__Supplied entries__.
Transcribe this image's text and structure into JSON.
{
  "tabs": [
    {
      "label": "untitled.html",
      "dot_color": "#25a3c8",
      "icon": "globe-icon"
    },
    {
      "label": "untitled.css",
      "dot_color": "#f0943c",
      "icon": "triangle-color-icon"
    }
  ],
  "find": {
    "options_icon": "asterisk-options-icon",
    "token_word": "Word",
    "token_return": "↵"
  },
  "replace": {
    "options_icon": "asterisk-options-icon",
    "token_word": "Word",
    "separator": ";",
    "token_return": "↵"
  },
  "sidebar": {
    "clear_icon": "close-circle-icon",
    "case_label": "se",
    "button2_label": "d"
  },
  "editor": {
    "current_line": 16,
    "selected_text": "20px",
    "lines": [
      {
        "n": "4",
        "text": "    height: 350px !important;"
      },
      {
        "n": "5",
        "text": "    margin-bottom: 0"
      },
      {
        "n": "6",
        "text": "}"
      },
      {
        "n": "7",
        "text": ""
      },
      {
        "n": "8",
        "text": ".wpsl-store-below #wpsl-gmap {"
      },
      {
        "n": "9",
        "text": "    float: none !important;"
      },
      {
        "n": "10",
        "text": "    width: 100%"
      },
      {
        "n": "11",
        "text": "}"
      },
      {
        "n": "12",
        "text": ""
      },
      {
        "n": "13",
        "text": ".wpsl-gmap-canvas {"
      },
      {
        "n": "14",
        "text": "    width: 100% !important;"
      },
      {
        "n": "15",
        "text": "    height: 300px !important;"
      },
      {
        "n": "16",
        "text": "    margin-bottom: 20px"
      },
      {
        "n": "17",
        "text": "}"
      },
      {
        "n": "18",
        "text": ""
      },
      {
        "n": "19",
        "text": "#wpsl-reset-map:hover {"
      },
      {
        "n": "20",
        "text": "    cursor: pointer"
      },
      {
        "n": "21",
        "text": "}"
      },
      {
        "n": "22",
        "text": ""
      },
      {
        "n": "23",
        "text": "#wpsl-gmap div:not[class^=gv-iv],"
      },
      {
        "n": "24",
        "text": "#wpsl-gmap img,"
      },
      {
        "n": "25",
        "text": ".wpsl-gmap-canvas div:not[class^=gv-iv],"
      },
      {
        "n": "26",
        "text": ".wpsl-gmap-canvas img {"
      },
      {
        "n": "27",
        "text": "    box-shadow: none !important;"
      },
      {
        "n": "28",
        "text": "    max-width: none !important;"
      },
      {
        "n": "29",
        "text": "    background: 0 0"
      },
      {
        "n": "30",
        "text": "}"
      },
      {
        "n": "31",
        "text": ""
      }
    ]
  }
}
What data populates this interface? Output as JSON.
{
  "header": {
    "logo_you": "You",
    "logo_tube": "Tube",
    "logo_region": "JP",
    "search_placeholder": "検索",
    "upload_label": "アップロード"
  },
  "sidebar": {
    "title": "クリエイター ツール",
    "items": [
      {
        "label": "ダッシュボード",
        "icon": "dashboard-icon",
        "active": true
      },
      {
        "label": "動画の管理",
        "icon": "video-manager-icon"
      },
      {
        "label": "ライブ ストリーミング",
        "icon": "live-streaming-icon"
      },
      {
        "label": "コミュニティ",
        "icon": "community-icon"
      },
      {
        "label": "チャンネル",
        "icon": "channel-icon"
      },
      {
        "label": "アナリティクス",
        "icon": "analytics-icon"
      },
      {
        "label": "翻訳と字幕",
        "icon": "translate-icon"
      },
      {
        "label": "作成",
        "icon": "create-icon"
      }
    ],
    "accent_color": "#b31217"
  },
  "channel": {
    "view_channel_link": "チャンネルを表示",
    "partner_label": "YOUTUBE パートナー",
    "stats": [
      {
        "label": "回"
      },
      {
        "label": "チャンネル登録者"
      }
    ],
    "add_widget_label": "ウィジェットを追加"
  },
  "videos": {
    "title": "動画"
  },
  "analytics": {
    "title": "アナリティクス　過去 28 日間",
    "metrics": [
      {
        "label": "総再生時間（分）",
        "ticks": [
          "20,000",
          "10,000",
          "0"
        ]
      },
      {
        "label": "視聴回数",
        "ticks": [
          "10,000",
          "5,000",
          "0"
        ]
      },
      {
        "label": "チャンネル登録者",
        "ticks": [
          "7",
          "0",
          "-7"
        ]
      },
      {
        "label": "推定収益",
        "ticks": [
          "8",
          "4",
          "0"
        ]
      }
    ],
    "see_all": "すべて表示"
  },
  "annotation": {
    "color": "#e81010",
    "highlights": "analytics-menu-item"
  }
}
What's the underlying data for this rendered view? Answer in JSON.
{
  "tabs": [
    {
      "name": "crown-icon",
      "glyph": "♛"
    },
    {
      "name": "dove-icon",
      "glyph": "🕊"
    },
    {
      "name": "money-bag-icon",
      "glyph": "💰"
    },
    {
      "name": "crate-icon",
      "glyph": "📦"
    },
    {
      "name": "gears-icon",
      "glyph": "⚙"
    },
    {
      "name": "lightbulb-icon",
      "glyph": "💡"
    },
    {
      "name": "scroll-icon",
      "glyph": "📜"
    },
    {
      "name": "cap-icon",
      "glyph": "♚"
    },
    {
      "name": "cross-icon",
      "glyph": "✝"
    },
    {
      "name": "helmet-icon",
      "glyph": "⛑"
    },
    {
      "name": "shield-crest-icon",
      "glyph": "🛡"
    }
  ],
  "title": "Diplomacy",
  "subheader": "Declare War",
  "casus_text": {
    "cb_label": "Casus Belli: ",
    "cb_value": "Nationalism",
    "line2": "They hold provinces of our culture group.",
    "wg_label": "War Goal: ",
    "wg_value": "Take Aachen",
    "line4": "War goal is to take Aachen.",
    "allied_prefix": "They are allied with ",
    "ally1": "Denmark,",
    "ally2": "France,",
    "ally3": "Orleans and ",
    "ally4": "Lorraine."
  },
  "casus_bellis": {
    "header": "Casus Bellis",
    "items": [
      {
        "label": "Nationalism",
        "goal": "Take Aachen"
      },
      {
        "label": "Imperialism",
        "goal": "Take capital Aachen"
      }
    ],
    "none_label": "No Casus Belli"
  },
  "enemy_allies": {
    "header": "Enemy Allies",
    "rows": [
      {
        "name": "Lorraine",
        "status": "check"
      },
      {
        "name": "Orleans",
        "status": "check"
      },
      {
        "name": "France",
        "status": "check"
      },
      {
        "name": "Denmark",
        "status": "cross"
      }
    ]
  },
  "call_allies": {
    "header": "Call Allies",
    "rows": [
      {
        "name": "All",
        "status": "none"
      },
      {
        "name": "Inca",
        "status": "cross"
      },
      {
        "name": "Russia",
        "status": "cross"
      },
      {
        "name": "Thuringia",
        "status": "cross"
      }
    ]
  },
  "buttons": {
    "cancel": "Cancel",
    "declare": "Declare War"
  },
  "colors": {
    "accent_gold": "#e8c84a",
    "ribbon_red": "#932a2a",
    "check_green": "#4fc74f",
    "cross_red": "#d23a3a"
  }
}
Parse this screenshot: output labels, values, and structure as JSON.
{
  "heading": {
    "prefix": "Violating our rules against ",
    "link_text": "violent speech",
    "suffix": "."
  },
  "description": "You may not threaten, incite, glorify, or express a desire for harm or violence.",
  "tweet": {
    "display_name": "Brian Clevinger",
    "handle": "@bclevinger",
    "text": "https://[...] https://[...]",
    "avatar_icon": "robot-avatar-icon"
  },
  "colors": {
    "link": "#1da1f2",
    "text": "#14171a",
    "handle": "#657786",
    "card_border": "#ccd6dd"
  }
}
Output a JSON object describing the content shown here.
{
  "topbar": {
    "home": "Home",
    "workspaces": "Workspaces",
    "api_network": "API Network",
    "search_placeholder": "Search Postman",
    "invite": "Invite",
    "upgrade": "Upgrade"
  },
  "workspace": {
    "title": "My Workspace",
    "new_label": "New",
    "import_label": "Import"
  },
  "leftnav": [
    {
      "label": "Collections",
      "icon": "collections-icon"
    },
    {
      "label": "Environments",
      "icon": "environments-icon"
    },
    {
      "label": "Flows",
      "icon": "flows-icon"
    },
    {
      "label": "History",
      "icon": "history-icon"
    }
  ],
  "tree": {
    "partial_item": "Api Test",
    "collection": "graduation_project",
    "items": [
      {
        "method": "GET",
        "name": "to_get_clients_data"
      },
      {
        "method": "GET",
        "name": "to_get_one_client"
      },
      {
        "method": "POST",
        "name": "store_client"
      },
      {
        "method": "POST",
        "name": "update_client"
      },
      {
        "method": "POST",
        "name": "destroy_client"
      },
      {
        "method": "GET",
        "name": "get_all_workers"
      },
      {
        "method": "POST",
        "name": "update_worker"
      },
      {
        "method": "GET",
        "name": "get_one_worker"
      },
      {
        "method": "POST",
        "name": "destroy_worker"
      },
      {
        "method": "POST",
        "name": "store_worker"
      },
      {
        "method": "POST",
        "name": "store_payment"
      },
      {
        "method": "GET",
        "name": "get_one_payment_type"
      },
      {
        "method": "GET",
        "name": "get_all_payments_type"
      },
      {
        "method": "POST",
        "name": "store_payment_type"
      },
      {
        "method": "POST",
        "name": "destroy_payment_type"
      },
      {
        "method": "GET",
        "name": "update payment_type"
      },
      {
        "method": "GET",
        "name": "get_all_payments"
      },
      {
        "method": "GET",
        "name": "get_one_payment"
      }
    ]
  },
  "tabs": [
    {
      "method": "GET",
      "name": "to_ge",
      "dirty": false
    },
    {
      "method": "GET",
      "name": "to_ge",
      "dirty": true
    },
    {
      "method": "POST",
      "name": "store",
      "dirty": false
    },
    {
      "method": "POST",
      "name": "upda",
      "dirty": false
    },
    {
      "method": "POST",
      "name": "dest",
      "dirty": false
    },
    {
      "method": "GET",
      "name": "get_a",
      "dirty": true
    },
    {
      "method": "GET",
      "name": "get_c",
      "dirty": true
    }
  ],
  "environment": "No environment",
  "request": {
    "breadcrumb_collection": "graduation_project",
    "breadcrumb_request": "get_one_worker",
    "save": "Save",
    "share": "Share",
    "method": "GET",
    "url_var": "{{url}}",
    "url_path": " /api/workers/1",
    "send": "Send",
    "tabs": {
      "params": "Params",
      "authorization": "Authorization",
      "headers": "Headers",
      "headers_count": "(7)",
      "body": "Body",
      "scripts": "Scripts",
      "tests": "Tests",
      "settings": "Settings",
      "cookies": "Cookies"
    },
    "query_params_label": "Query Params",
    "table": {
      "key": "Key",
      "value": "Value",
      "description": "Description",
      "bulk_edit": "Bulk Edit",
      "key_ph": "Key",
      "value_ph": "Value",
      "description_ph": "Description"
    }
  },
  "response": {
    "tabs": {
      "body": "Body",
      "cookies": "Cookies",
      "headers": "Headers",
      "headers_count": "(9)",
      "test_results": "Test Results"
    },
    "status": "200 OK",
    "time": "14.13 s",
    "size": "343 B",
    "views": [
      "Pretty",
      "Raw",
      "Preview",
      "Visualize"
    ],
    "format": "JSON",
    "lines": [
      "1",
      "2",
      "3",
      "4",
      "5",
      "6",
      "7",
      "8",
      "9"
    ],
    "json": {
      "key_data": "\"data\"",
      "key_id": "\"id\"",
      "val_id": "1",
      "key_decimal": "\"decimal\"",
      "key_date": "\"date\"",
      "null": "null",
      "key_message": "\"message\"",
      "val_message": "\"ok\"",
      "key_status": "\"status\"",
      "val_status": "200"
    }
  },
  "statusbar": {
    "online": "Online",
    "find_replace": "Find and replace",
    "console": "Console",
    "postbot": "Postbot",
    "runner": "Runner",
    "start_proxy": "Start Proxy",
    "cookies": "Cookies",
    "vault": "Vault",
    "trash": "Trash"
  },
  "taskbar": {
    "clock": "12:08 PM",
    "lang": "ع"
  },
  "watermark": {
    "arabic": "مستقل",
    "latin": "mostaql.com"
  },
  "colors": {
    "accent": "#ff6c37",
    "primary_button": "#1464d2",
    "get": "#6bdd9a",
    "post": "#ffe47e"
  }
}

__Exercise aim__. From the listing above, pick out every line containing "class".

__Solution to this task__.
        "text": "#wpsl-gmap div:not[class^=gv-iv],"
        "text": ".wpsl-gmap-canvas div:not[class^=gv-iv],"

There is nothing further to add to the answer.